▶ Work to do
Reproduce the listing below character for character; drop every image.

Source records
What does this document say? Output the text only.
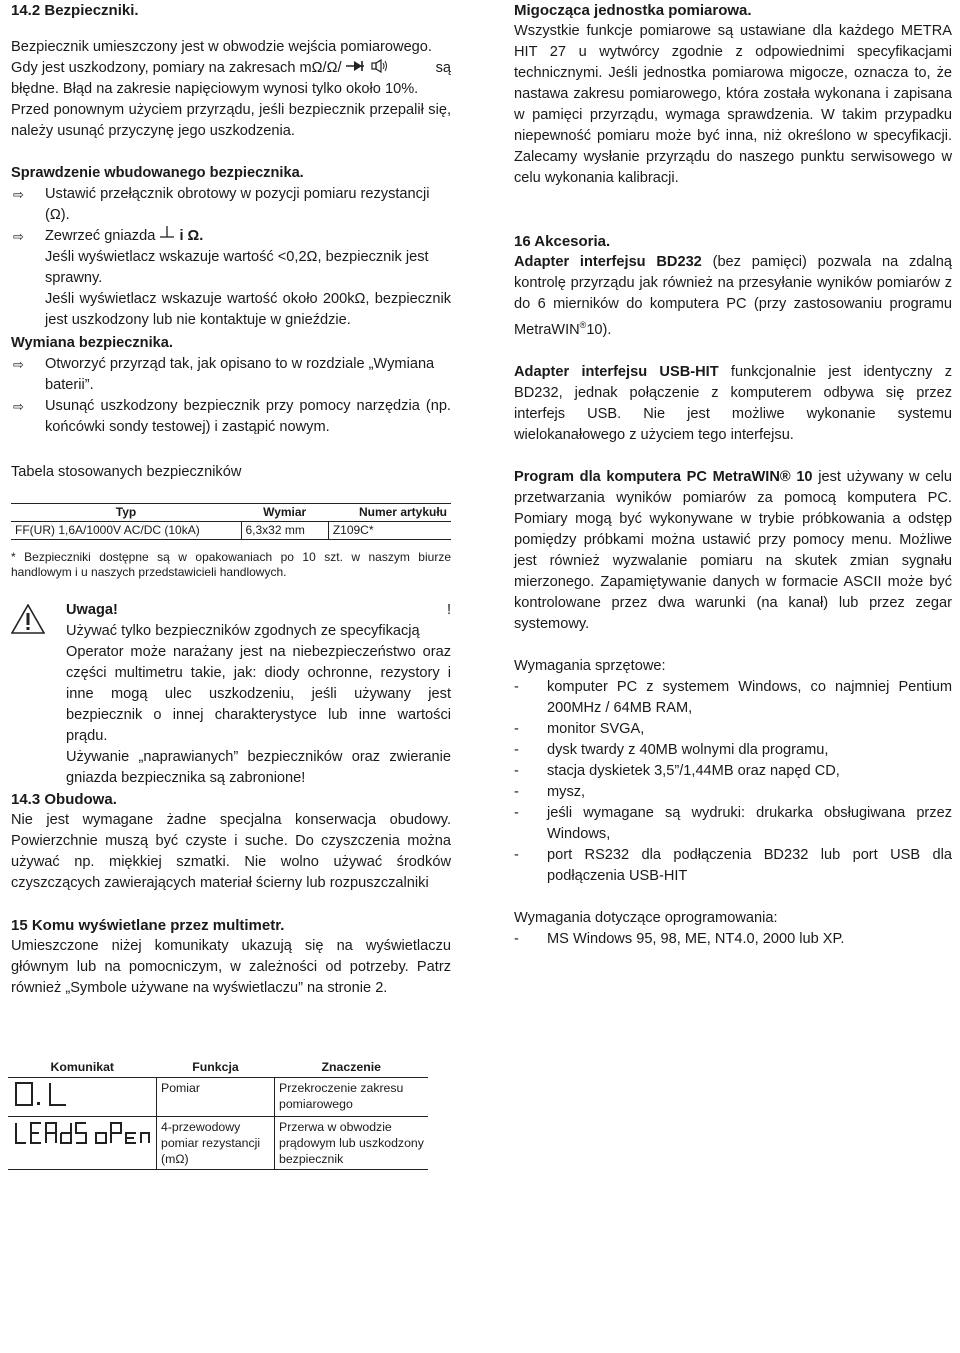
14.2 Bezpieczniki.

Bezpiecznik umieszczony jest w obwodzie wejścia pomiarowego.

Gdy jest uszkodzony, pomiary na zakresach mΩ/Ω/	są

błędne. Błąd na zakresie napięciowym wynosi tylko około 10%.

Przed ponownym użyciem przyrządu, jeśli bezpiecznik przepalił się, należy usunąć przyczynę jego uszkodzenia.

Sprawdzenie wbudowanego bezpiecznika.

⇨	Ustawić przełącznik obrotowy w pozycji pomiaru rezystancji (Ω).
⇨	Zewrzeć gniazda i Ω.

Jeśli wyświetlacz wskazuje wartość <0,2Ω, bezpiecznik jest sprawny.

Jeśli wyświetlacz wskazuje wartość około 200kΩ, bezpiecznik jest uszkodzony lub nie kontaktuje w gnieździe.

Wymiana bezpiecznika.

⇨	Otworzyć przyrząd tak, jak opisano to w rozdziale „Wymiana baterii”.
⇨	Usunąć uszkodzony bezpiecznik przy pomocy narzędzia (np. końcówki sondy testowej) i zastąpić nowym.

Tabela stosowanych bezpieczników

Typ	Wymiar	Numer artykułu
FF(UR) 1,6A/1000V AC/DC (10kA)	6,3x32 mm	Z109C*

* Bezpieczniki dostępne są w opakowaniach po 10 szt. w naszym biurze handlowym i u naszych przedstawicieli handlowych.

Uwaga!	!

Używać tylko bezpieczników zgodnych ze specyfikacją

Operator może narażany jest na niebezpieczeństwo oraz części multimetru takie, jak: diody ochronne, rezystory i inne mogą ulec uszkodzeniu, jeśli używany jest bezpiecznik o innej charakterystyce lub inne wartości prądu.

Używanie „naprawianych” bezpieczników oraz zwieranie gniazda bezpiecznika są zabronione!

14.3 Obudowa.

Nie jest wymagane żadne specjalna konserwacja obudowy. Powierzchnie muszą być czyste i suche. Do czyszczenia można używać np. miękkiej szmatki. Nie wolno używać środków czyszczących zawierających materiał ścierny lub rozpuszczalniki

15 Komu wyświetlane przez multimetr.

Umieszczone niżej komunikaty ukazują się na wyświetlaczu głównym lub na pomocniczym, w zależności od potrzeby. Patrz również „Symbole używane na wyświetlaczu” na stronie 2.

Komunikat	Funkcja	Znaczenie
	Pomiar	Przekroczenie zakresu pomiarowego
	4-przewodowy pomiar rezystancji (mΩ)	Przerwa w obwodzie prądowym lub uszkodzony bezpiecznik

Migocząca jednostka pomiarowa.

Wszystkie funkcje pomiarowe są ustawiane dla każdego METRA HIT 27 u wytwórcy zgodnie z odpowiednimi specyfikacjami technicznymi. Jeśli jednostka pomiarowa migocze, oznacza to, że nastawa zakresu pomiarowego, która została wykonana i zapisana w pamięci przyrządu, wymaga sprawdzenia. W takim przypadku niepewność pomiaru może być inna, niż określono w specyfikacji. Zalecamy wysłanie przyrządu do naszego punktu serwisowego w celu wykonania kalibracji.

16 Akcesoria.

Adapter interfejsu BD232 (bez pamięci) pozwala na zdalną kontrolę przyrządu jak również na przesyłanie wyników pomiarów z do 6 mierników do komputera PC (przy zastosowaniu programu MetraWIN®10).

Adapter interfejsu USB-HIT funkcjonalnie jest identyczny z BD232, jednak połączenie z komputerem odbywa się przez interfejs USB. Nie jest możliwe wykonanie systemu wielokanałowego z użyciem tego interfejsu.

Program dla komputera PC MetraWIN® 10 jest używany w celu przetwarzania wyników pomiarów za pomocą komputera PC. Pomiary mogą być wykonywane w trybie próbkowania a odstęp pomiędzy próbkami można ustawić przy pomocy menu. Możliwe jest również wyzwalanie pomiaru na skutek zmian sygnału mierzonego. Zapamiętywanie danych w formacie ASCII może być kontrolowane przez dwa warunki (na kanał) lub przez zegar systemowy.

Wymagania sprzętowe:

-	komputer PC z systemem Windows, co najmniej Pentium 200MHz / 64MB RAM,
-	monitor SVGA,
-	dysk twardy z 40MB wolnymi dla programu,
-	stacja dyskietek 3,5”/1,44MB oraz napęd CD,
-	mysz,
-	jeśli wymagane są wydruki: drukarka obsługiwana przez Windows,
-	port RS232 dla podłączenia BD232 lub port USB dla podłączenia USB-HIT

Wymagania dotyczące oprogramowania:

-	MS Windows 95, 98, ME, NT4.0, 2000 lub XP.
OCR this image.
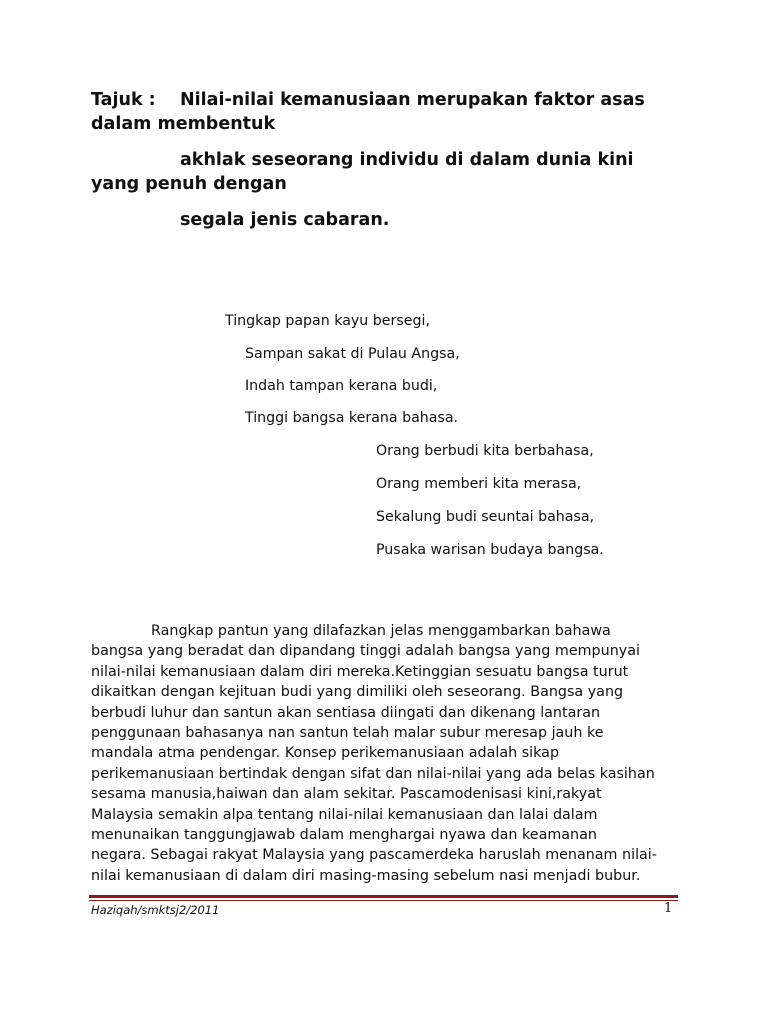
Tajuk : Nilai-nilai kemanusiaan merupakan faktor asas

dalam membentuk

akhlak seseorang individu di dalam dunia kini

yang penuh dengan

segala jenis cabaran.

Tingkap papan kayu bersegi,
Sampan sakat di Pulau Angsa,
Indah tampan kerana budi,
Tinggi bangsa kerana bahasa.
Orang berbudi kita berbahasa,
Orang memberi kita merasa,
Sekalung budi seuntai bahasa,
Pusaka warisan budaya bangsa.
Rangkap pantun yang dilafazkan jelas menggambarkan bahawa
bangsa yang beradat dan dipandang tinggi adalah bangsa yang mempunyai
nilai-nilai kemanusiaan dalam diri mereka.Ketinggian sesuatu bangsa turut
dikaitkan dengan kejituan budi yang dimiliki oleh seseorang. Bangsa yang
berbudi luhur dan santun akan sentiasa diingati dan dikenang lantaran
penggunaan bahasanya nan santun telah malar subur meresap jauh ke
mandala atma pendengar. Konsep perikemanusiaan adalah sikap
perikemanusiaan bertindak dengan sifat dan nilai-nilai yang ada belas kasihan
sesama manusia,haiwan dan alam sekitar. Pascamodenisasi kini,rakyat
Malaysia semakin alpa tentang nilai-nilai kemanusiaan dan lalai dalam
menunaikan tanggungjawab dalam menghargai nyawa dan keamanan
negara. Sebagai rakyat Malaysia yang pascamerdeka haruslah menanam nilai-
nilai kemanusiaan di dalam diri masing-masing sebelum nasi menjadi bubur.
Haziqah/smktsj2/2011	1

▶ Output of the exercise
What does this document say? Output the text only.
14.2 Bezpieczniki.

Bezpiecznik umieszczony jest w obwodzie wejścia pomiarowego.

Gdy jest uszkodzony, pomiary na zakresach mΩ/Ω/	są

błędne. Błąd na zakresie napięciowym wynosi tylko około 10%.

Przed ponownym użyciem przyrządu, jeśli bezpiecznik przepalił się, należy usunąć przyczynę jego uszkodzenia.

Sprawdzenie wbudowanego bezpiecznika.

⇨	Ustawić przełącznik obrotowy w pozycji pomiaru rezystancji (Ω).
⇨	Zewrzeć gniazda i Ω.

Jeśli wyświetlacz wskazuje wartość <0,2Ω, bezpiecznik jest sprawny.

Jeśli wyświetlacz wskazuje wartość około 200kΩ, bezpiecznik jest uszkodzony lub nie kontaktuje w gnieździe.

Wymiana bezpiecznika.

⇨	Otworzyć przyrząd tak, jak opisano to w rozdziale „Wymiana baterii”.
⇨	Usunąć uszkodzony bezpiecznik przy pomocy narzędzia (np. końcówki sondy testowej) i zastąpić nowym.

Tabela stosowanych bezpieczników

Typ	Wymiar	Numer artykułu
FF(UR) 1,6A/1000V AC/DC (10kA)	6,3x32 mm	Z109C*

* Bezpieczniki dostępne są w opakowaniach po 10 szt. w naszym biurze handlowym i u naszych przedstawicieli handlowych.

Uwaga!	!

Używać tylko bezpieczników zgodnych ze specyfikacją

Operator może narażany jest na niebezpieczeństwo oraz części multimetru takie, jak: diody ochronne, rezystory i inne mogą ulec uszkodzeniu, jeśli używany jest bezpiecznik o innej charakterystyce lub inne wartości prądu.

Używanie „naprawianych” bezpieczników oraz zwieranie gniazda bezpiecznika są zabronione!

14.3 Obudowa.

Nie jest wymagane żadne specjalna konserwacja obudowy. Powierzchnie muszą być czyste i suche. Do czyszczenia można używać np. miękkiej szmatki. Nie wolno używać środków czyszczących zawierających materiał ścierny lub rozpuszczalniki

15 Komu wyświetlane przez multimetr.

Umieszczone niżej komunikaty ukazują się na wyświetlaczu głównym lub na pomocniczym, w zależności od potrzeby. Patrz również „Symbole używane na wyświetlaczu” na stronie 2.

Komunikat	Funkcja	Znaczenie
	Pomiar	Przekroczenie zakresu pomiarowego
	4-przewodowy pomiar rezystancji (mΩ)	Przerwa w obwodzie prądowym lub uszkodzony bezpiecznik

Migocząca jednostka pomiarowa.

Wszystkie funkcje pomiarowe są ustawiane dla każdego METRA HIT 27 u wytwórcy zgodnie z odpowiednimi specyfikacjami technicznymi. Jeśli jednostka pomiarowa migocze, oznacza to, że nastawa zakresu pomiarowego, która została wykonana i zapisana w pamięci przyrządu, wymaga sprawdzenia. W takim przypadku niepewność pomiaru może być inna, niż określono w specyfikacji. Zalecamy wysłanie przyrządu do naszego punktu serwisowego w celu wykonania kalibracji.

16 Akcesoria.

Adapter interfejsu BD232 (bez pamięci) pozwala na zdalną kontrolę przyrządu jak również na przesyłanie wyników pomiarów z do 6 mierników do komputera PC (przy zastosowaniu programu MetraWIN®10).

Adapter interfejsu USB-HIT funkcjonalnie jest identyczny z BD232, jednak połączenie z komputerem odbywa się przez interfejs USB. Nie jest możliwe wykonanie systemu wielokanałowego z użyciem tego interfejsu.

Program dla komputera PC MetraWIN® 10 jest używany w celu przetwarzania wyników pomiarów za pomocą komputera PC. Pomiary mogą być wykonywane w trybie próbkowania a odstęp pomiędzy próbkami można ustawić przy pomocy menu. Możliwe jest również wyzwalanie pomiaru na skutek zmian sygnału mierzonego. Zapamiętywanie danych w formacie ASCII może być kontrolowane przez dwa warunki (na kanał) lub przez zegar systemowy.

Wymagania sprzętowe:

-	komputer PC z systemem Windows, co najmniej Pentium 200MHz / 64MB RAM,
-	monitor SVGA,
-	dysk twardy z 40MB wolnymi dla programu,
-	stacja dyskietek 3,5”/1,44MB oraz napęd CD,
-	mysz,
-	jeśli wymagane są wydruki: drukarka obsługiwana przez Windows,
-	port RS232 dla podłączenia BD232 lub port USB dla podłączenia USB-HIT

Wymagania dotyczące oprogramowania:

-	MS Windows 95, 98, ME, NT4.0, 2000 lub XP.
OCR this image.
Tajuk : Nilai-nilai kemanusiaan merupakan faktor asas

dalam membentuk

akhlak seseorang individu di dalam dunia kini

yang penuh dengan

segala jenis cabaran.

Tingkap papan kayu bersegi,
Sampan sakat di Pulau Angsa,
Indah tampan kerana budi,
Tinggi bangsa kerana bahasa.
Orang berbudi kita berbahasa,
Orang memberi kita merasa,
Sekalung budi seuntai bahasa,
Pusaka warisan budaya bangsa.
Rangkap pantun yang dilafazkan jelas menggambarkan bahawa
bangsa yang beradat dan dipandang tinggi adalah bangsa yang mempunyai
nilai-nilai kemanusiaan dalam diri mereka.Ketinggian sesuatu bangsa turut
dikaitkan dengan kejituan budi yang dimiliki oleh seseorang. Bangsa yang
berbudi luhur dan santun akan sentiasa diingati dan dikenang lantaran
penggunaan bahasanya nan santun telah malar subur meresap jauh ke
mandala atma pendengar. Konsep perikemanusiaan adalah sikap
perikemanusiaan bertindak dengan sifat dan nilai-nilai yang ada belas kasihan
sesama manusia,haiwan dan alam sekitar. Pascamodenisasi kini,rakyat
Malaysia semakin alpa tentang nilai-nilai kemanusiaan dan lalai dalam
menunaikan tanggungjawab dalam menghargai nyawa dan keamanan
negara. Sebagai rakyat Malaysia yang pascamerdeka haruslah menanam nilai-
nilai kemanusiaan di dalam diri masing-masing sebelum nasi menjadi bubur.
Haziqah/smktsj2/2011	1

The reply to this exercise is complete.